== Given data

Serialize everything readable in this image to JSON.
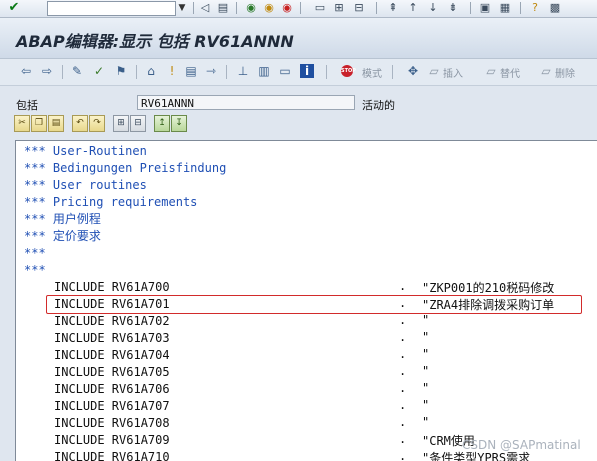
{
  "window": {
    "title": "ABAP编辑器:显示 包括 RV61ANNN"
  },
  "system_toolbar": {
    "icons": [
      "enter-icon",
      "back-icon",
      "save-icon",
      "nav-back-icon",
      "exit-icon",
      "cancel-icon",
      "print-icon",
      "find-icon",
      "find-next-icon",
      "first-page-icon",
      "prev-page-icon",
      "next-page-icon",
      "last-page-icon",
      "layout-icon",
      "new-session-icon",
      "help-icon",
      "settings-icon"
    ]
  },
  "app_toolbar": {
    "mode_label": "模式",
    "insert_label": "插入",
    "replace_label": "替代",
    "delete_label": "删除"
  },
  "package": {
    "label": "包括",
    "value": "RV61ANNN",
    "status": "活动的"
  },
  "editor": {
    "comments": [
      "*** User-Routinen",
      "*** Bedingungen Preisfindung",
      "*** User routines",
      "*** Pricing requirements",
      "*** 用户例程",
      "*** 定价要求",
      "***",
      "***"
    ],
    "includes": [
      {
        "code": "INCLUDE RV61A700",
        "dot": ".",
        "note": "\"ZKP001的210税码修改"
      },
      {
        "code": "INCLUDE RV61A701",
        "dot": ".",
        "note": "\"ZRA4排除调拨采购订单"
      },
      {
        "code": "INCLUDE RV61A702",
        "dot": ".",
        "note": "\""
      },
      {
        "code": "INCLUDE RV61A703",
        "dot": ".",
        "note": "\""
      },
      {
        "code": "INCLUDE RV61A704",
        "dot": ".",
        "note": "\""
      },
      {
        "code": "INCLUDE RV61A705",
        "dot": ".",
        "note": "\""
      },
      {
        "code": "INCLUDE RV61A706",
        "dot": ".",
        "note": "\""
      },
      {
        "code": "INCLUDE RV61A707",
        "dot": ".",
        "note": "\""
      },
      {
        "code": "INCLUDE RV61A708",
        "dot": ".",
        "note": "\""
      },
      {
        "code": "INCLUDE RV61A709",
        "dot": ".",
        "note": "\"CRM使用"
      },
      {
        "code": "INCLUDE RV61A710",
        "dot": ".",
        "note": "\"条件类型YPRS需求"
      }
    ],
    "highlight_color": "#d22b2b"
  },
  "watermark": "CSDN @SAPmatinal"
}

====

Each entry must be retyped word for word, with every image omitted.

Correct answer >>
Serialize everything readable in this image to JSON.
{
  "window": {
    "title": "ABAP编辑器:显示 包括 RV61ANNN"
  },
  "system_toolbar": {
    "icons": [
      "enter-icon",
      "back-icon",
      "save-icon",
      "nav-back-icon",
      "exit-icon",
      "cancel-icon",
      "print-icon",
      "find-icon",
      "find-next-icon",
      "first-page-icon",
      "prev-page-icon",
      "next-page-icon",
      "last-page-icon",
      "layout-icon",
      "new-session-icon",
      "help-icon",
      "settings-icon"
    ]
  },
  "app_toolbar": {
    "mode_label": "模式",
    "insert_label": "插入",
    "replace_label": "替代",
    "delete_label": "删除"
  },
  "package": {
    "label": "包括",
    "value": "RV61ANNN",
    "status": "活动的"
  },
  "editor": {
    "comments": [
      "*** User-Routinen",
      "*** Bedingungen Preisfindung",
      "*** User routines",
      "*** Pricing requirements",
      "*** 用户例程",
      "*** 定价要求",
      "***",
      "***"
    ],
    "includes": [
      {
        "code": "INCLUDE RV61A700",
        "dot": ".",
        "note": "\"ZKP001的210税码修改"
      },
      {
        "code": "INCLUDE RV61A701",
        "dot": ".",
        "note": "\"ZRA4排除调拨采购订单"
      },
      {
        "code": "INCLUDE RV61A702",
        "dot": ".",
        "note": "\""
      },
      {
        "code": "INCLUDE RV61A703",
        "dot": ".",
        "note": "\""
      },
      {
        "code": "INCLUDE RV61A704",
        "dot": ".",
        "note": "\""
      },
      {
        "code": "INCLUDE RV61A705",
        "dot": ".",
        "note": "\""
      },
      {
        "code": "INCLUDE RV61A706",
        "dot": ".",
        "note": "\""
      },
      {
        "code": "INCLUDE RV61A707",
        "dot": ".",
        "note": "\""
      },
      {
        "code": "INCLUDE RV61A708",
        "dot": ".",
        "note": "\""
      },
      {
        "code": "INCLUDE RV61A709",
        "dot": ".",
        "note": "\"CRM使用"
      },
      {
        "code": "INCLUDE RV61A710",
        "dot": ".",
        "note": "\"条件类型YPRS需求"
      }
    ],
    "highlight_color": "#d22b2b"
  },
  "watermark": "CSDN @SAPmatinal"
}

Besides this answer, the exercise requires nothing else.